#### DOCUMENT SEGMENT:

FIG. 5 shows a pre-emphasis filtering 500 and a de-emphasis filtering 01 that supports multi-rate mixing. The pre-emphasis filtering 500 may be implemented at an audio source device, and the de-emphasis filtering 501 may be implemented at an audio sink device. The pre-emphasis filtering 500 and the de-emphasis filtering 501 may include additional aspects described herein, such as windowing, encoding, buffering, and the like.

An audio source device may input a first media stream 505-a to a first MDCT 510-a and a second media stream 505-b to a second MDCT 510-b. The first media stream 505-a may, for example, be a 48 kHz audio stream, and the second media stream 505-b may, for example, be a 192 kHz audio stream. The first MDCT 510-a may output a first set of frequency bins 515-a including 48 frequency bins, and the audio source device may input the first set of frequency bins 515-a to a mixer 525. The second MDCT 510-b may output a second set of frequency bins 515-b including 192 frequency bins. The audio source device may drop a first subset of frequency bins 520-a and input a second subset of frequency bins 520-b to the mixer 525. For example, the audio source device may drop a top 144 frequency bins of the second set of frequency bins 515-b and only use a bottom 48 frequency bins of the second set of frequency bins 515-b.

The mixer 525 may combine or mix the first set of frequency bins 515-a and the second subset of frequency bins 520-b in the frequency domain. The mixer 525 may output a frequency domain mixed stream 530 including the combination of the first set of frequency bins 515-a and the second subset of frequency bins 520-b to a pre-emphasis filter 535. The frequency domain mixed stream 530 may include 48 frequency bins. An output from the pre-emphasis filter 535 may be encoded into an audio signal including the first media stream 505-a and the second media stream 505-b and transmitted to the audio sink device.

The audio sink device may receive and decode the audio signal to obtain a frequency domain audio signal 545. The frequency domain audio signal may be input to a de-emphasis filter 540 then an IMDCT 510-c. The IMDCT 550 may transform the frequency domain audio signal 545 from the frequency domain to a time domain audio signal. In some examples, the frequency domain audio signal 545 may include 48 frequency bins. The audio sink device may pad the top bins of the frequency domain audio signal 545, such as by adding zeros to a set of high frequency bins 555. The IMDCT 550 may be a 192-point MDCT, and the audio sink device may pad the frequency domain audio signal 545 with 144 zeros in the higher frequency bins. The IMDCT 550 may output audio 560, such as 192 kHz audio that includes both the first media stream 505-a and the second media stream 505-b.

#### STATED PROBLEM 1:
Rewrite the passage on pre-emphasis and de-emphasis filtering, starting at "The mixer 525 may combine" and ending at "the audio sink device.", changing "mixer" to "combiner".
#### STATED PROBLEM 2:
According to the passage on pre-emphasis and de-emphasis filtering, how many zeros does the audio sink device pad into the higher frequency bins of the frequency domain audio signal 545?
The material that follows is not needed for any of this work.

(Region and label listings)
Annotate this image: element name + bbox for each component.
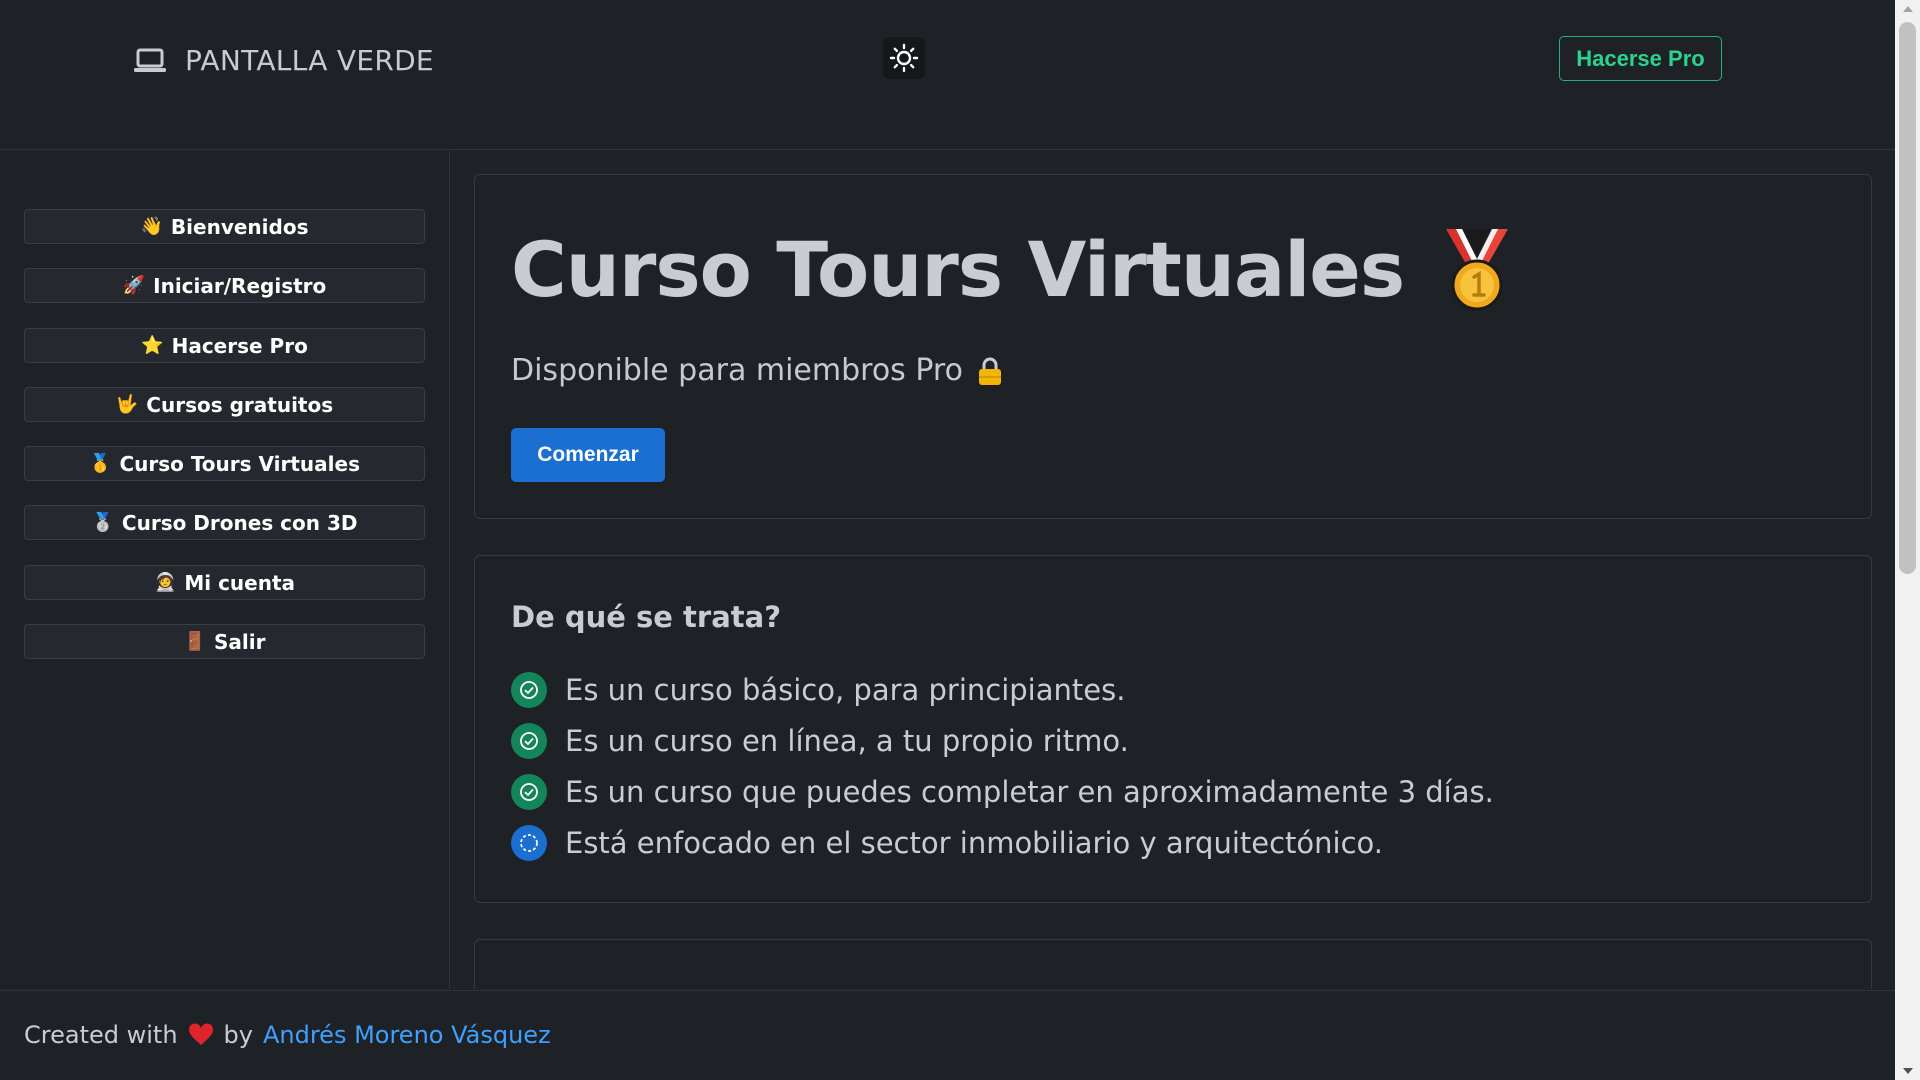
- hero-subtitle: Disponible para miembros Pro: [511, 353, 1003, 388]
- header-pro-button[interactable]: Hacerse Pro: [1559, 36, 1722, 81]
- rocket-icon: 🚀: [122, 275, 146, 296]
- sun-icon: [889, 43, 919, 73]
- sidebar: 👋 Bienvenidos 🚀 Iniciar/Registro ⭐ Hacer…: [0, 151, 450, 989]
- gold-medal-icon: 🥇: [89, 453, 112, 474]
- star-icon: ⭐: [141, 335, 164, 356]
- sidebar-item-cursos-gratuitos[interactable]: 🤟 Cursos gratuitos: [24, 387, 425, 422]
- hero-subtitle-text: Disponible para miembros Pro: [511, 353, 963, 388]
- sidebar-item-label: Curso Tours Virtuales: [119, 451, 360, 476]
- feature-text: Es un curso básico, para principiantes.: [565, 673, 1126, 707]
- author-link[interactable]: Andrés Moreno Vásquez: [263, 1021, 551, 1049]
- rock-hand-icon: 🤟: [115, 394, 139, 415]
- sidebar-item-iniciar-registro[interactable]: 🚀 Iniciar/Registro: [24, 268, 425, 303]
- feature-text: Es un curso que puedes completar en apro…: [565, 775, 1494, 809]
- feature-text: Es un curso en línea, a tu propio ritmo.: [565, 724, 1129, 758]
- sidebar-item-bienvenidos[interactable]: 👋 Bienvenidos: [24, 209, 425, 244]
- check-circle-icon: [511, 774, 547, 810]
- page-title-text: Curso Tours Virtuales: [511, 225, 1405, 314]
- sidebar-item-label: Mi cuenta: [184, 570, 296, 595]
- feature-item: Es un curso básico, para principiantes.: [511, 672, 1125, 708]
- check-circle-icon: [511, 723, 547, 759]
- feature-item: Es un curso que puedes completar en apro…: [511, 774, 1494, 810]
- sidebar-item-mi-cuenta[interactable]: 🧑‍🚀 Mi cuenta: [24, 565, 425, 600]
- sidebar-item-label: Curso Drones con 3D: [121, 510, 358, 535]
- scrollbar[interactable]: [1895, 0, 1920, 1080]
- scroll-up-arrow-icon[interactable]: [1903, 6, 1913, 12]
- sidebar-item-label: Bienvenidos: [170, 214, 309, 239]
- feature-item: Es un curso en línea, a tu propio ritmo.: [511, 723, 1129, 759]
- sidebar-item-salir[interactable]: 🚪 Salir: [24, 624, 425, 659]
- footer-credit: Created with by Andrés Moreno Vásquez: [24, 1021, 551, 1049]
- page-title: Curso Tours Virtuales: [511, 225, 1520, 314]
- next-section-card: [474, 939, 1872, 989]
- hero-card: Curso Tours Virtuales Disponible para mi…: [474, 174, 1872, 519]
- laptop-icon: [134, 48, 166, 72]
- theme-toggle-button[interactable]: [883, 37, 925, 79]
- sidebar-item-label: Iniciar/Registro: [153, 273, 327, 298]
- about-card: De qué se trata? Es un curso básico, par…: [474, 555, 1872, 903]
- lock-icon: [978, 357, 1001, 385]
- door-icon: 🚪: [183, 631, 206, 652]
- start-button[interactable]: Comenzar: [511, 428, 665, 482]
- check-circle-icon: [511, 672, 547, 708]
- sidebar-item-hacerse-pro[interactable]: ⭐ Hacerse Pro: [24, 328, 425, 363]
- sidebar-item-label: Salir: [213, 629, 266, 654]
- sidebar-item-label: Hacerse Pro: [171, 333, 308, 358]
- waving-hand-icon: 👋: [140, 216, 163, 237]
- main-content: Curso Tours Virtuales Disponible para mi…: [451, 151, 1895, 989]
- feature-text: Está enfocado en el sector inmobiliario …: [565, 826, 1383, 860]
- sidebar-item-curso-drones[interactable]: 🥈 Curso Drones con 3D: [24, 505, 425, 540]
- sidebar-item-curso-tours-virtuales[interactable]: 🥇 Curso Tours Virtuales: [24, 446, 425, 481]
- dashed-circle-icon: [511, 825, 547, 861]
- silver-medal-icon: 🥈: [91, 512, 114, 533]
- brand-name: PANTALLA VERDE: [185, 44, 434, 77]
- section-title: De qué se trata?: [511, 600, 782, 634]
- gold-medal-icon: [1446, 228, 1509, 310]
- top-header: PANTALLA VERDE Hacerse Pro: [0, 0, 1895, 150]
- footer-prefix: Created with: [24, 1021, 178, 1049]
- heart-icon: [188, 1023, 213, 1045]
- brand-logo[interactable]: PANTALLA VERDE: [133, 44, 434, 77]
- feature-item: Está enfocado en el sector inmobiliario …: [511, 825, 1383, 861]
- scroll-down-arrow-icon[interactable]: [1903, 1068, 1913, 1074]
- scrollbar-thumb[interactable]: [1899, 22, 1916, 574]
- astronaut-icon: 🧑‍🚀: [153, 572, 177, 593]
- footer-by: by: [223, 1021, 253, 1049]
- sidebar-item-label: Cursos gratuitos: [146, 392, 334, 417]
- footer: Created with by Andrés Moreno Vásquez: [0, 990, 1895, 1080]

#### COMPLETE ANSWER 1:
The combiner 525 may combine or mix the first set of frequency bins 515-a and the second subset of frequency bins 520-b in the frequency domain. The combiner 525 may output a frequency domain mixed stream 530 including the combination of the first set of frequency bins 515-a and the second subset of frequency bins 520-b to a pre-emphasis filter 535. The frequency domain mixed stream 530 may include 48 frequency bins. An output from the pre-emphasis filter 535 may be encoded into an audio signal including the first media stream 505-a and the second media stream 505-b and transmitted to the audio sink device.

#### COMPLETE ANSWER 2:
144 zeros.